--- OBJECTIVE ---
Go through the material and write it all out exactly, minus the pictures.

[begin EXTRACTED DATA]

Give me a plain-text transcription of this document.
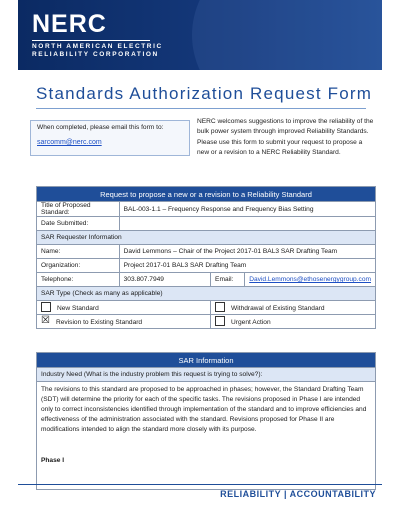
NERC
NORTH AMERICAN ELECTRIC
RELIABILITY CORPORATION
Standards Authorization Request Form
When completed, please email this form to:
sarcomm@nerc.com
NERC welcomes suggestions to improve the reliability of the bulk power system through improved Reliability Standards. Please use this form to submit your request to propose a new or a revision to a NERC Reliability Standard.
Request to propose a new or a revision to a Reliability Standard			
Title of Proposed Standard:	BAL-003-1.1 – Frequency Response and Frequency Bias Setting		
Date Submitted:			
SAR Requester Information			
Name:	David Lemmons – Chair of the Project 2017-01 BAL3 SAR Drafting Team		
Organization:	Project 2017-01 BAL3 SAR Drafting Team		
Telephone:	303.807.7949	Email:	David.Lemmons@ethosenergygroup.com
SAR Type (Check as many as applicable)			
New Standard		Withdrawal of Existing Standard	
☒ Revision to Existing Standard		Urgent Action	
SAR Information
Industry Need (What is the industry problem this request is trying to solve?):

The revisions to this standard are proposed to be approached in phases; however, the Standard Drafting Team (SDT) will determine the priority for each of the specific tasks. The revisions proposed in Phase I are intended only to correct inconsistencies identified through implementation of the standard and to improve efficiencies and effectiveness of the administration associated with the standard. Revisions proposed for Phase II are modifications intended to align the standard more closely with its purpose.
Phase I
RELIABILITY | ACCOUNTABILITY
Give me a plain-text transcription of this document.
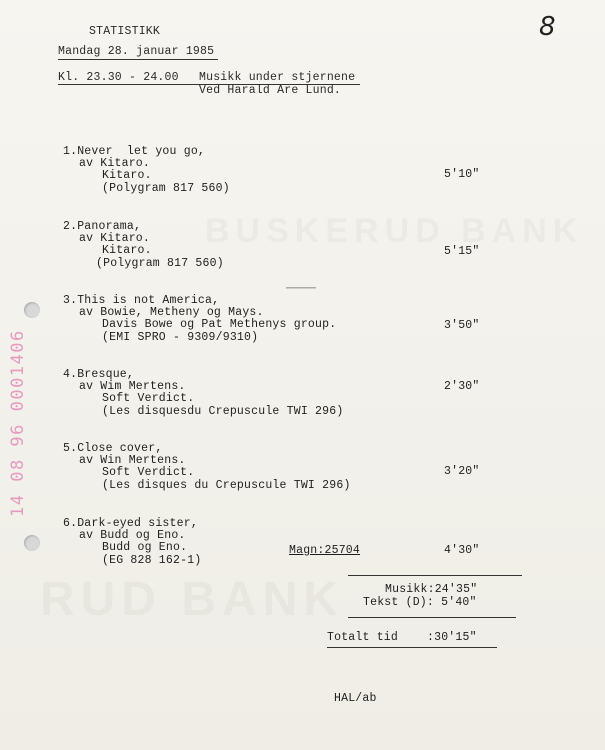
14 08 96 0001406
8
STATISTIKK
Mandag 28. januar 1985
Kl. 23.30 - 24.00 Musikk under stjernene
Ved Harald Are Lund.
1.Never  let you go,
av Kitaro.
Kitaro.
(Polygram 817 560)
5'10"
2.Panorama,
av Kitaro.
Kitaro.
(Polygram 817 560)
5'15"
3.This is not America,
av Bowie, Metheny og Mays.
Davis Bowe og Pat Methenys group.
(EMI SPRO - 9309/9310)
3'50"
4.Bresque,
av Wim Mertens.
Soft Verdict.
(Les disquesdu Crepuscule TWI 296)
2'30"
5.Close cover,
av Win Mertens.
Soft Verdict.
(Les disques du Crepuscule TWI 296)
3'20"
6.Dark-eyed sister,
av Budd og Eno.
Budd og Eno.
(EG 828 162-1)
4'30"
Magn:25704
Musikk:24'35"
Tekst (D): 5'40"
Totalt tid	:30'15"
HAL/ab
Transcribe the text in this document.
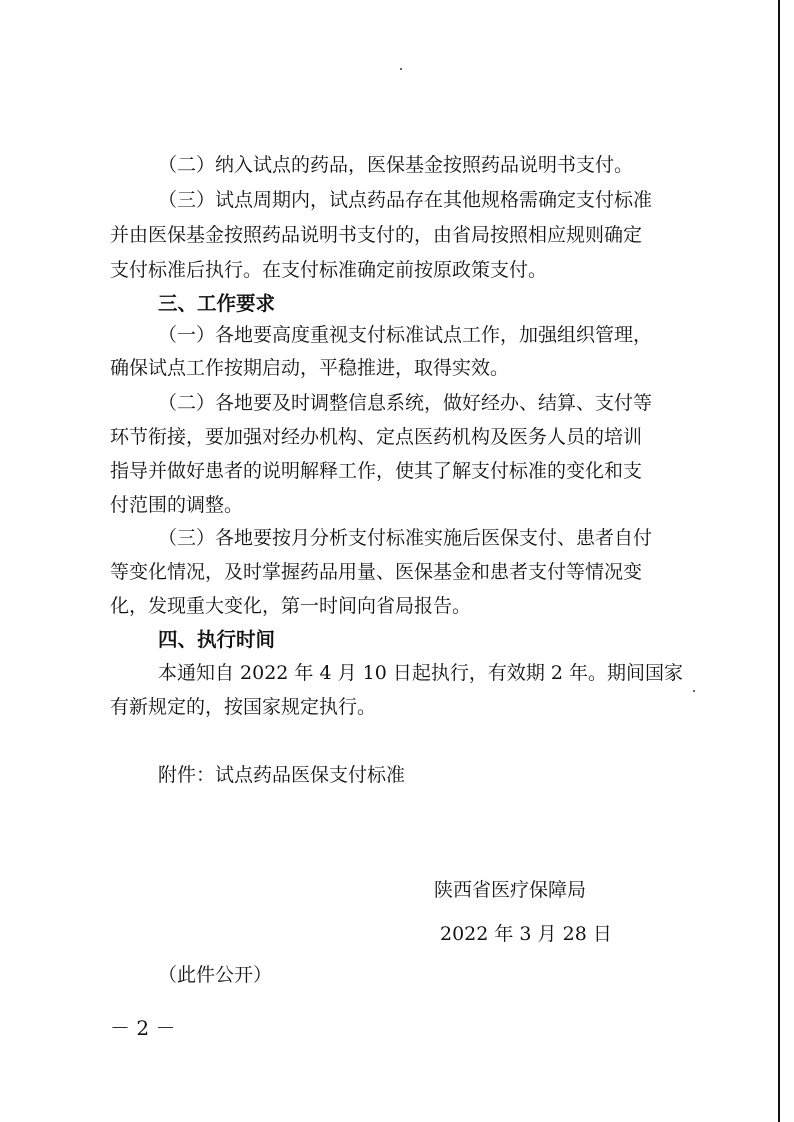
（二）纳入试点的药品，医保基金按照药品说明书支付。
（三）试点周期内，试点药品存在其他规格需确定支付标准
并由医保基金按照药品说明书支付的，由省局按照相应规则确定
支付标准后执行。在支付标准确定前按原政策支付。
三、工作要求
（一）各地要高度重视支付标准试点工作，加强组织管理，
确保试点工作按期启动，平稳推进，取得实效。
（二）各地要及时调整信息系统，做好经办、结算、支付等
环节衔接，要加强对经办机构、定点医药机构及医务人员的培训
指导并做好患者的说明解释工作，使其了解支付标准的变化和支
付范围的调整。
（三）各地要按月分析支付标准实施后医保支付、患者自付
等变化情况，及时掌握药品用量、医保基金和患者支付等情况变
化，发现重大变化，第一时间向省局报告。
四、执行时间
本通知自 2022 年 4 月 10 日起执行，有效期 2 年。期间国家
有新规定的，按国家规定执行。
附件：试点药品医保支付标准
陕西省医疗保障局
2022 年 3 月 28 日
（此件公开）
－ 2 －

[end EXTRACTED DATA]

--- RESPONSE FOR THIS EXERCISE ---
Give me a plain-text transcription of this document.
NERC
NORTH AMERICAN ELECTRIC
RELIABILITY CORPORATION
Standards Authorization Request Form
When completed, please email this form to:
sarcomm@nerc.com
NERC welcomes suggestions to improve the reliability of the bulk power system through improved Reliability Standards. Please use this form to submit your request to propose a new or a revision to a NERC Reliability Standard.
Request to propose a new or a revision to a Reliability Standard			
Title of Proposed Standard:	BAL-003-1.1 – Frequency Response and Frequency Bias Setting		
Date Submitted:			
SAR Requester Information			
Name:	David Lemmons – Chair of the Project 2017-01 BAL3 SAR Drafting Team		
Organization:	Project 2017-01 BAL3 SAR Drafting Team		
Telephone:	303.807.7949	Email:	David.Lemmons@ethosenergygroup.com
SAR Type (Check as many as applicable)			
New Standard		Withdrawal of Existing Standard	
☒ Revision to Existing Standard		Urgent Action	
SAR Information
Industry Need (What is the industry problem this request is trying to solve?):

The revisions to this standard are proposed to be approached in phases; however, the Standard Drafting Team (SDT) will determine the priority for each of the specific tasks. The revisions proposed in Phase I are intended only to correct inconsistencies identified through implementation of the standard and to improve efficiencies and effectiveness of the administration associated with the standard. Revisions proposed for Phase II are modifications intended to align the standard more closely with its purpose.
Phase I
RELIABILITY | ACCOUNTABILITY
Give me a plain-text transcription of this document.
14 08 96 0001406
8
STATISTIKK
Mandag 28. januar 1985
Kl. 23.30 - 24.00 Musikk under stjernene
Ved Harald Are Lund.
1.Never  let you go,
av Kitaro.
Kitaro.
(Polygram 817 560)
5'10"
2.Panorama,
av Kitaro.
Kitaro.
(Polygram 817 560)
5'15"
3.This is not America,
av Bowie, Metheny og Mays.
Davis Bowe og Pat Methenys group.
(EMI SPRO - 9309/9310)
3'50"
4.Bresque,
av Wim Mertens.
Soft Verdict.
(Les disquesdu Crepuscule TWI 296)
2'30"
5.Close cover,
av Win Mertens.
Soft Verdict.
(Les disques du Crepuscule TWI 296)
3'20"
6.Dark-eyed sister,
av Budd og Eno.
Budd og Eno.
(EG 828 162-1)
4'30"
Magn:25704
Musikk:24'35"
Tekst (D): 5'40"
Totalt tid	:30'15"
HAL/ab
Transcribe the text in this document.
（二）纳入试点的药品，医保基金按照药品说明书支付。
（三）试点周期内，试点药品存在其他规格需确定支付标准
并由医保基金按照药品说明书支付的，由省局按照相应规则确定
支付标准后执行。在支付标准确定前按原政策支付。
三、工作要求
（一）各地要高度重视支付标准试点工作，加强组织管理，
确保试点工作按期启动，平稳推进，取得实效。
（二）各地要及时调整信息系统，做好经办、结算、支付等
环节衔接，要加强对经办机构、定点医药机构及医务人员的培训
指导并做好患者的说明解释工作，使其了解支付标准的变化和支
付范围的调整。
（三）各地要按月分析支付标准实施后医保支付、患者自付
等变化情况，及时掌握药品用量、医保基金和患者支付等情况变
化，发现重大变化，第一时间向省局报告。
四、执行时间
本通知自 2022 年 4 月 10 日起执行，有效期 2 年。期间国家
有新规定的，按国家规定执行。
附件：试点药品医保支付标准
陕西省医疗保障局
2022 年 3 月 28 日
（此件公开）
－ 2 －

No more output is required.